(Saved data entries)
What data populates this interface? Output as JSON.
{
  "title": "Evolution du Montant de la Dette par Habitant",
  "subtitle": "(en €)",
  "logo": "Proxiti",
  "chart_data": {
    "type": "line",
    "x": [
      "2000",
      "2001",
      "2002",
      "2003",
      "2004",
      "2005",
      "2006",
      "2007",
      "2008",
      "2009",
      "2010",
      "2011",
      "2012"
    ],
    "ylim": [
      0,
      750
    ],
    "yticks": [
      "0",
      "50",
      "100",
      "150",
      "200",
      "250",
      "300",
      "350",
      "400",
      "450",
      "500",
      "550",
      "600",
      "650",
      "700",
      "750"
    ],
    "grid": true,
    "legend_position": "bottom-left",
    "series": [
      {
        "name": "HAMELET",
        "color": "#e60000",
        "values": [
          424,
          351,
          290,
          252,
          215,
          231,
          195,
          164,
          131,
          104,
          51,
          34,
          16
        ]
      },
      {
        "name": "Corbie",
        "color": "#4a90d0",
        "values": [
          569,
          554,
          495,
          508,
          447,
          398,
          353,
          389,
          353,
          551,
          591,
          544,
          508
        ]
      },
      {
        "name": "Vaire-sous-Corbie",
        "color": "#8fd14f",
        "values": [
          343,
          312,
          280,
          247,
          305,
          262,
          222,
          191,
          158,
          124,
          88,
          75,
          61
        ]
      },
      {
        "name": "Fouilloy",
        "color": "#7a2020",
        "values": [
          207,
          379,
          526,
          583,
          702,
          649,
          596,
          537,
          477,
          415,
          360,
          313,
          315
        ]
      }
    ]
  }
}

### Exercise
Quote the whole listing above, leaving nothing out.

### Response below
What data populates this interface? Output as JSON.
{
  "title": "Evolution du Montant de la Dette par Habitant",
  "subtitle": "(en €)",
  "logo": "Proxiti",
  "chart_data": {
    "type": "line",
    "x": [
      "2000",
      "2001",
      "2002",
      "2003",
      "2004",
      "2005",
      "2006",
      "2007",
      "2008",
      "2009",
      "2010",
      "2011",
      "2012"
    ],
    "ylim": [
      0,
      750
    ],
    "yticks": [
      "0",
      "50",
      "100",
      "150",
      "200",
      "250",
      "300",
      "350",
      "400",
      "450",
      "500",
      "550",
      "600",
      "650",
      "700",
      "750"
    ],
    "grid": true,
    "legend_position": "bottom-left",
    "series": [
      {
        "name": "HAMELET",
        "color": "#e60000",
        "values": [
          424,
          351,
          290,
          252,
          215,
          231,
          195,
          164,
          131,
          104,
          51,
          34,
          16
        ]
      },
      {
        "name": "Corbie",
        "color": "#4a90d0",
        "values": [
          569,
          554,
          495,
          508,
          447,
          398,
          353,
          389,
          353,
          551,
          591,
          544,
          508
        ]
      },
      {
        "name": "Vaire-sous-Corbie",
        "color": "#8fd14f",
        "values": [
          343,
          312,
          280,
          247,
          305,
          262,
          222,
          191,
          158,
          124,
          88,
          75,
          61
        ]
      },
      {
        "name": "Fouilloy",
        "color": "#7a2020",
        "values": [
          207,
          379,
          526,
          583,
          702,
          649,
          596,
          537,
          477,
          415,
          360,
          313,
          315
        ]
      }
    ]
  }
}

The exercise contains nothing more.